## RECORDED INFORMATION

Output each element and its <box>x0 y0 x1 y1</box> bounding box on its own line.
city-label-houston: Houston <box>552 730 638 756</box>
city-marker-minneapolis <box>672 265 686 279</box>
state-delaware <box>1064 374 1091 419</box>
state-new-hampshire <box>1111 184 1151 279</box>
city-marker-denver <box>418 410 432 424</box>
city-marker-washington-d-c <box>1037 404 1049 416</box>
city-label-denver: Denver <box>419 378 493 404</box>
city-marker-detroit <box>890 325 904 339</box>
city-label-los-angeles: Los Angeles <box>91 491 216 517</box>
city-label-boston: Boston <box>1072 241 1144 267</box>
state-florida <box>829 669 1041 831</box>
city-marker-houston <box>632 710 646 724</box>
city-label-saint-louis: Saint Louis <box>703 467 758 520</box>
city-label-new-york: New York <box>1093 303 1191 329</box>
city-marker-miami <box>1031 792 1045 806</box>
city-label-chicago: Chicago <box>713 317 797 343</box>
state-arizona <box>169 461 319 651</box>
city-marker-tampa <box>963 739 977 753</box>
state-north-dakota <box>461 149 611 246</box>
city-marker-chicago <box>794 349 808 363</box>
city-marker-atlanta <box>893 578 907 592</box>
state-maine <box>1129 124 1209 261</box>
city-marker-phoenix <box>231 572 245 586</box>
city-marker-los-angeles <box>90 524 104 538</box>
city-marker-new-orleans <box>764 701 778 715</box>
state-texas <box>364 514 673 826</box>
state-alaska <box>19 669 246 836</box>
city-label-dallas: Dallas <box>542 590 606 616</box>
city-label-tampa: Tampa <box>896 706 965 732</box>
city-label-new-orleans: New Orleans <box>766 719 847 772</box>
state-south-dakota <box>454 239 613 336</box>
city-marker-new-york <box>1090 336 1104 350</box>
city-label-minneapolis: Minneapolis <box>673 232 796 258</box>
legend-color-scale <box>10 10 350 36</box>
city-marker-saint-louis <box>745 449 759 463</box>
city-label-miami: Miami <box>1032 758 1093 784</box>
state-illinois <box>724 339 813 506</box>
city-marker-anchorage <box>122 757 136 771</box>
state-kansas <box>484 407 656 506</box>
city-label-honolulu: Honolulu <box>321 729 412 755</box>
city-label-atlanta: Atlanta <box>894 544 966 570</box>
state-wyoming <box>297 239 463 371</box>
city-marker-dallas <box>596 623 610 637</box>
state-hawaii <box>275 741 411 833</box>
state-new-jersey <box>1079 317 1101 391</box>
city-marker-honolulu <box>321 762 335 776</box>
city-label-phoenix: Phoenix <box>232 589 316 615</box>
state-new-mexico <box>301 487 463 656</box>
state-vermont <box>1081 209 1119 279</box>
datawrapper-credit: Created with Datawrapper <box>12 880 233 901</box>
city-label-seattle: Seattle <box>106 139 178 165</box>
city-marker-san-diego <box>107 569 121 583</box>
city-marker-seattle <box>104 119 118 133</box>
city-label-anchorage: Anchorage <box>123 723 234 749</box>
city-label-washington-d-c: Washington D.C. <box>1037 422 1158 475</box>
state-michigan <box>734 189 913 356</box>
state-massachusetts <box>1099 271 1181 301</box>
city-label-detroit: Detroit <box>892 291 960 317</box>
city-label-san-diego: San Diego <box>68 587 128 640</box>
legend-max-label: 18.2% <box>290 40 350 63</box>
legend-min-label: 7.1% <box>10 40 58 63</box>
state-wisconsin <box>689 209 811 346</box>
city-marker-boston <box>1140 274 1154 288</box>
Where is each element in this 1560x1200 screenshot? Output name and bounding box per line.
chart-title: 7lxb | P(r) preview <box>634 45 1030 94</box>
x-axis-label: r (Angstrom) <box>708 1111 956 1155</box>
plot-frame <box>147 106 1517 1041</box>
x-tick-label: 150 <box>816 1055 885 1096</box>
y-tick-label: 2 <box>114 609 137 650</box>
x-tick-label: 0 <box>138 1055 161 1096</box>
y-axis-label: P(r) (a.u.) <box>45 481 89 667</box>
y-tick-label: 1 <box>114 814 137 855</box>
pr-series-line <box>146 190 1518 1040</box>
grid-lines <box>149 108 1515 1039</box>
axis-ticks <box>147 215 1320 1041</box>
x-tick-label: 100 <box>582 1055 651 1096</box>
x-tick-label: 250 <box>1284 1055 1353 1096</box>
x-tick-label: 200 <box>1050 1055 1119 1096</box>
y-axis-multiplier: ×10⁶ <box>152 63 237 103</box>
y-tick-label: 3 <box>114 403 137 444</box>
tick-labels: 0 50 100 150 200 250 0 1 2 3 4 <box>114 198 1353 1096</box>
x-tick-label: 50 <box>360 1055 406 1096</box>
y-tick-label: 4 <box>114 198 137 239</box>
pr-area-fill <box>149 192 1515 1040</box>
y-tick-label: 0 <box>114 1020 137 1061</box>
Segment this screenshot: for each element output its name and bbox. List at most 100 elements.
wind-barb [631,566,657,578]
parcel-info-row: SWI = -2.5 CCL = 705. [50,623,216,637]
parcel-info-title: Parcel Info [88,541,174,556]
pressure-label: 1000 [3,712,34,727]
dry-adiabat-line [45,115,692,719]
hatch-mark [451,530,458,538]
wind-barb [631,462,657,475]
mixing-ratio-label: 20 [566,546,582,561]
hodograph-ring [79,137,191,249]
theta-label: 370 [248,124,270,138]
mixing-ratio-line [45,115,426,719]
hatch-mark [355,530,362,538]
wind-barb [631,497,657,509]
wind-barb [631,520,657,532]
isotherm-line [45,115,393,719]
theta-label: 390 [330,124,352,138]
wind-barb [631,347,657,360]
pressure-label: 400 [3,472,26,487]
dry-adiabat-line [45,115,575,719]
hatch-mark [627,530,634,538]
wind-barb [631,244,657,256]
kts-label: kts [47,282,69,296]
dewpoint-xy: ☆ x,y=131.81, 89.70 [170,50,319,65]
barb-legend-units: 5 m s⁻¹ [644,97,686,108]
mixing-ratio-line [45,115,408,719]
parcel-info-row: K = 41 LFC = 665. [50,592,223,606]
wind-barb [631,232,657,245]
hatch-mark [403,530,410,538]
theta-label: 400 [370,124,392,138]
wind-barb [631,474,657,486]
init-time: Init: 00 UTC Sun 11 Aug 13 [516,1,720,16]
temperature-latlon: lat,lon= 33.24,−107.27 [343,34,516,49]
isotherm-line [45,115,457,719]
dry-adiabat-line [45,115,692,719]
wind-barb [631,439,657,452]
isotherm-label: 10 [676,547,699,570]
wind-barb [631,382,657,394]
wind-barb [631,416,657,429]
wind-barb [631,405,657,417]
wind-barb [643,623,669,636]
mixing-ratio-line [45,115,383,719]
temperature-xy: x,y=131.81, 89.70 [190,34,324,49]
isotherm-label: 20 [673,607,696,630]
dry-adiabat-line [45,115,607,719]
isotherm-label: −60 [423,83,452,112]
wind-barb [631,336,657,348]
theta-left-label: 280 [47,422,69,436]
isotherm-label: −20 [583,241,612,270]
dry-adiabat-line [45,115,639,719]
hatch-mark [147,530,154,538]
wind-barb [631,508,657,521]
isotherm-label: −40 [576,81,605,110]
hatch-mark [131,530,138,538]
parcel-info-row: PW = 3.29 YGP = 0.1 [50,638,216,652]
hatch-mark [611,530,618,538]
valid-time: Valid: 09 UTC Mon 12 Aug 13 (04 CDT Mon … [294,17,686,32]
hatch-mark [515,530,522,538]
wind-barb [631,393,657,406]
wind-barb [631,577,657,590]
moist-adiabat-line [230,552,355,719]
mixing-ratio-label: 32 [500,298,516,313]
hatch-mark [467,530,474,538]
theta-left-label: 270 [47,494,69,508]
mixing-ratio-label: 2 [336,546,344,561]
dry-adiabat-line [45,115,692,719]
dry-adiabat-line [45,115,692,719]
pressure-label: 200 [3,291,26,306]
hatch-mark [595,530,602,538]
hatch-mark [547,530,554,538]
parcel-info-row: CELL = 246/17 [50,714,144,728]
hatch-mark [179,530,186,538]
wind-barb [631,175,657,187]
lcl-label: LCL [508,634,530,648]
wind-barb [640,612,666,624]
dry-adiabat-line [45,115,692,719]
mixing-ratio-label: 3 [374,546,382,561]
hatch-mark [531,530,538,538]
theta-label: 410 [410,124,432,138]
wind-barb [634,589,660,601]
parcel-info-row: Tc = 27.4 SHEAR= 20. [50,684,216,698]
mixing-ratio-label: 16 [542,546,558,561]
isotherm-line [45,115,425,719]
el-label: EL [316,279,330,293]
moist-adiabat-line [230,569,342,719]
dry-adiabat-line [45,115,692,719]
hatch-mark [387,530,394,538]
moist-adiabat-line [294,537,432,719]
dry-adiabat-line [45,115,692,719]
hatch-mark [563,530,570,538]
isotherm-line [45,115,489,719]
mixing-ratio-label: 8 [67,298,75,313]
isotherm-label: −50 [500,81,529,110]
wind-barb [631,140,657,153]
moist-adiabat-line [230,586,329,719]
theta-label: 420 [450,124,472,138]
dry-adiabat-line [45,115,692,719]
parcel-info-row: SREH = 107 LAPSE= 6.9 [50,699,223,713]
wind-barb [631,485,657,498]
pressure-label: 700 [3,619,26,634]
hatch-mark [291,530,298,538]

## TASK TO COMPLETE
Rewrite the rows from the first one through the line that contains "city-label-los-angeles: Los Angeles", putting "state-vermont" in place of "state-new-hampshire" and leaving everything else as it is; give only those lines.

## RESULT OF THE TASK
Output each element and its <box>x0 y0 x1 y1</box> bounding box on its own line.
city-label-houston: Houston <box>552 730 638 756</box>
city-marker-minneapolis <box>672 265 686 279</box>
state-delaware <box>1064 374 1091 419</box>
state-vermont <box>1111 184 1151 279</box>
city-marker-denver <box>418 410 432 424</box>
city-marker-washington-d-c <box>1037 404 1049 416</box>
city-label-denver: Denver <box>419 378 493 404</box>
city-marker-detroit <box>890 325 904 339</box>
city-label-los-angeles: Los Angeles <box>91 491 216 517</box>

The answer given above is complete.